_Task objective_.
Copy out all the lines where "työsuojelupäällikkö" shows up.

########

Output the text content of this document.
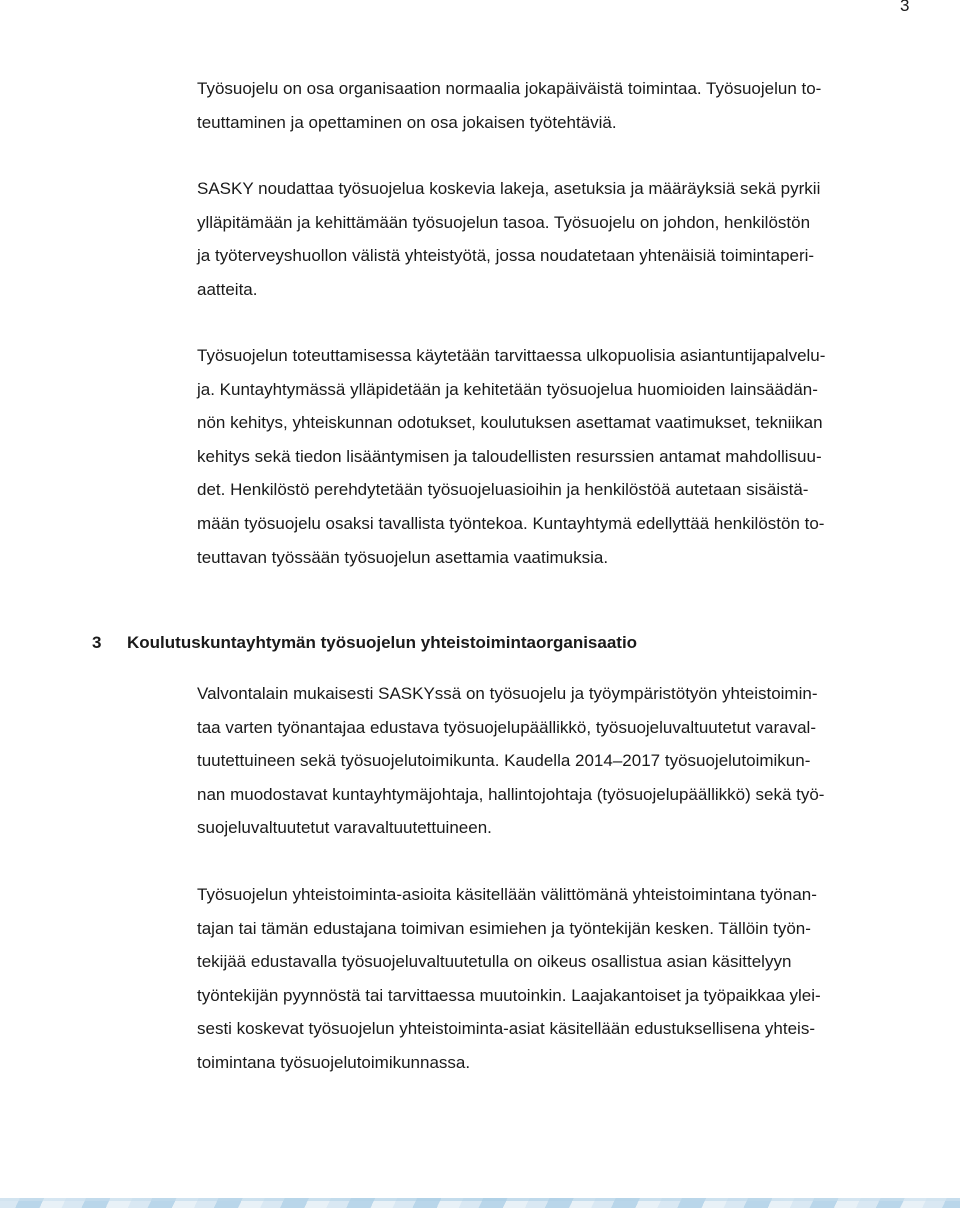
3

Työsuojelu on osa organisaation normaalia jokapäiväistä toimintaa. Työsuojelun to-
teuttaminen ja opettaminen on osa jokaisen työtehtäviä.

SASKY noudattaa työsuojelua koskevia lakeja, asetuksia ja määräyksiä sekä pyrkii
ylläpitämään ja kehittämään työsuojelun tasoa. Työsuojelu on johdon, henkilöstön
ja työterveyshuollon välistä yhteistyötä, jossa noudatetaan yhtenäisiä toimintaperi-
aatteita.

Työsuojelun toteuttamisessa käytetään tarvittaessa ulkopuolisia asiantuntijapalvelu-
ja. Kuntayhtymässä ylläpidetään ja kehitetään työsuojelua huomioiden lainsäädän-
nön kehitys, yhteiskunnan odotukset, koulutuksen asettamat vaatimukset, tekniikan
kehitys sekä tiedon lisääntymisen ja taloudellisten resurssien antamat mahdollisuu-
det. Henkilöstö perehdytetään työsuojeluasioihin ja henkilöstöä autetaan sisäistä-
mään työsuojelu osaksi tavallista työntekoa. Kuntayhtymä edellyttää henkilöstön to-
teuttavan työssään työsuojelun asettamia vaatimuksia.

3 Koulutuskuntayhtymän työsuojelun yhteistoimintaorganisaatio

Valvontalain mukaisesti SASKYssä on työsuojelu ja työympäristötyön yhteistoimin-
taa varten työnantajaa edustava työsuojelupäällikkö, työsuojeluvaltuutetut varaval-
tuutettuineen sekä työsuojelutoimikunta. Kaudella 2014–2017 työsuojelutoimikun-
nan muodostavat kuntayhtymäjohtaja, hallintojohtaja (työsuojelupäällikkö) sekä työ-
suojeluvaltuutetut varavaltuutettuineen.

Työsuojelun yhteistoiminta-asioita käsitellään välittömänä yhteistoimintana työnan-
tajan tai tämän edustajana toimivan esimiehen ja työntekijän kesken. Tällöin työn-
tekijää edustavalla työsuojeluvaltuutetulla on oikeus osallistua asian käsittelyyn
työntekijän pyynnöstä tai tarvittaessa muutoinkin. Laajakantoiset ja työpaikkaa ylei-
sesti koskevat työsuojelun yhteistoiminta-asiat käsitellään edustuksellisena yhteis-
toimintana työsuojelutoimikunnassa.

########

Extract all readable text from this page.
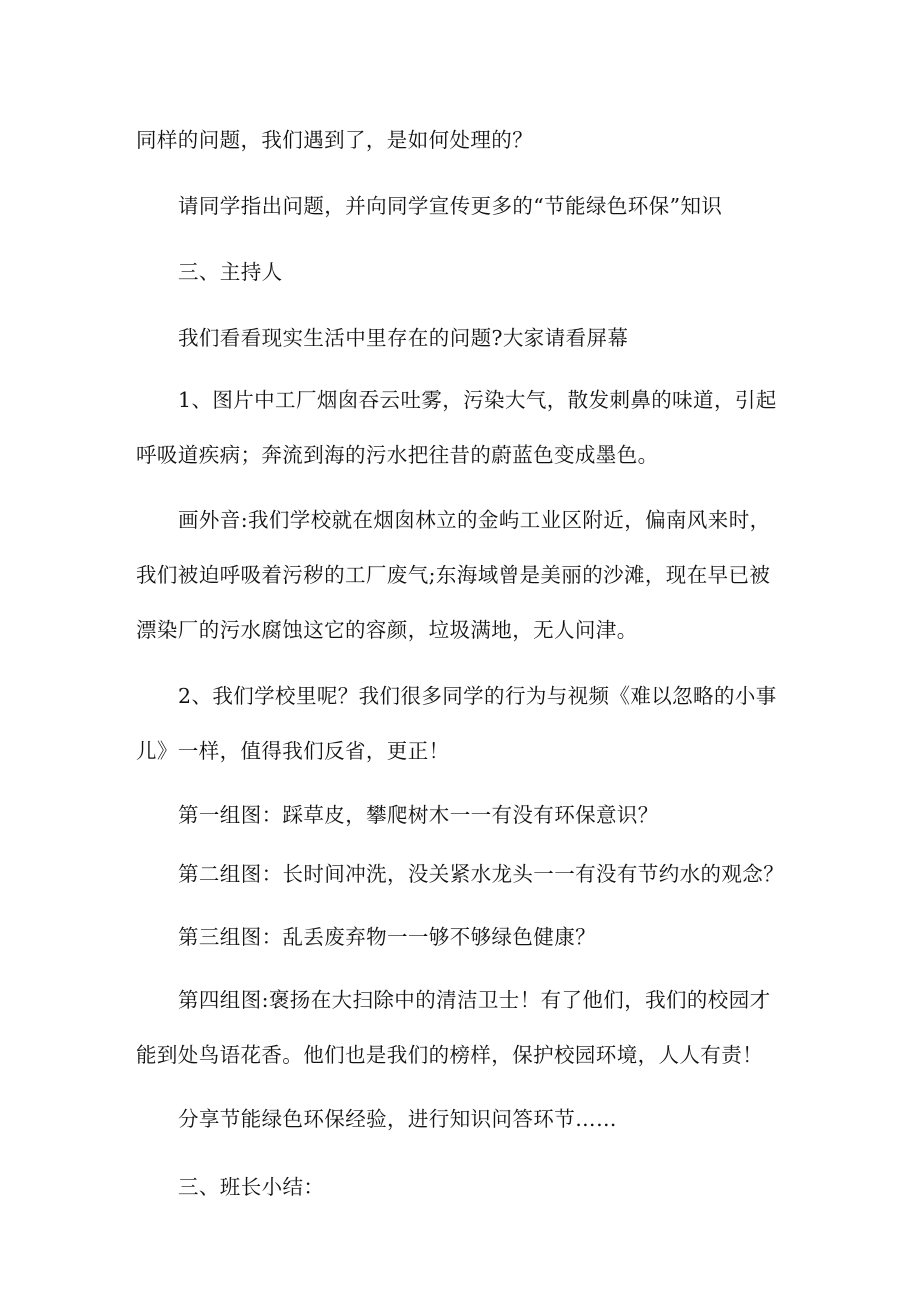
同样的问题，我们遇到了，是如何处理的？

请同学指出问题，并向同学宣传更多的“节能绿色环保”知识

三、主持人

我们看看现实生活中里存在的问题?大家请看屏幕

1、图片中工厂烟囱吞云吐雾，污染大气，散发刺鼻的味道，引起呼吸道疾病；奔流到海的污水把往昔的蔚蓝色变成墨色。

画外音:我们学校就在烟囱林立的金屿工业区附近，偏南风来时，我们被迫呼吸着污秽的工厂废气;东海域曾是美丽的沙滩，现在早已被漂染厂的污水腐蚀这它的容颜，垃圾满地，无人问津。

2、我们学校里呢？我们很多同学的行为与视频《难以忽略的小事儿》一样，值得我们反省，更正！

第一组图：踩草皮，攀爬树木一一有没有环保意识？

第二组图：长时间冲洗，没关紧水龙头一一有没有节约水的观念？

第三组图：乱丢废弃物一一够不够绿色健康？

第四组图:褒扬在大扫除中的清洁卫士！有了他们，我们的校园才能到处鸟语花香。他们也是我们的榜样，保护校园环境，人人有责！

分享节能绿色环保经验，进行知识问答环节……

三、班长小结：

########

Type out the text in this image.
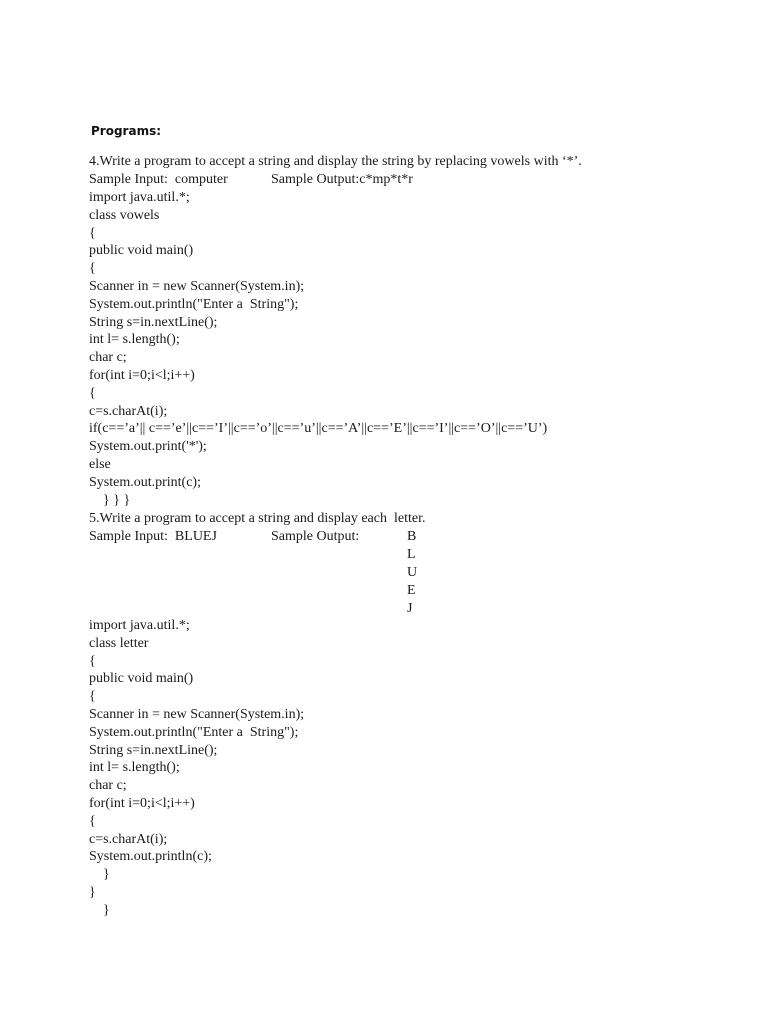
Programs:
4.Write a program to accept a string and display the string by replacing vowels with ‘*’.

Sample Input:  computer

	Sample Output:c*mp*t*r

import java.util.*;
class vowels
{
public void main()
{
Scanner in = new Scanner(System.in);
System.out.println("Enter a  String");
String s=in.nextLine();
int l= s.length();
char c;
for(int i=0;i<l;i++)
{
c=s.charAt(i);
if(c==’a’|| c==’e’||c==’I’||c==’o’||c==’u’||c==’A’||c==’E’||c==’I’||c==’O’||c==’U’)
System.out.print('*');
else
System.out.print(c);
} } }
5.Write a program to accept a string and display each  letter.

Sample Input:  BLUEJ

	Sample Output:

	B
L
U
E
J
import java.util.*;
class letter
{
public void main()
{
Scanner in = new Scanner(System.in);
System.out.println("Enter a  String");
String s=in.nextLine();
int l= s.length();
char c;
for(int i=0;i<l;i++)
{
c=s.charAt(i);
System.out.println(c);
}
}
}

########

_Exercise result_.
taa varten työnantajaa edustava työsuojelupäällikkö, työsuojeluvaltuutetut varaval-
nan muodostavat kuntayhtymäjohtaja, hallintojohtaja (työsuojelupäällikkö) sekä työ-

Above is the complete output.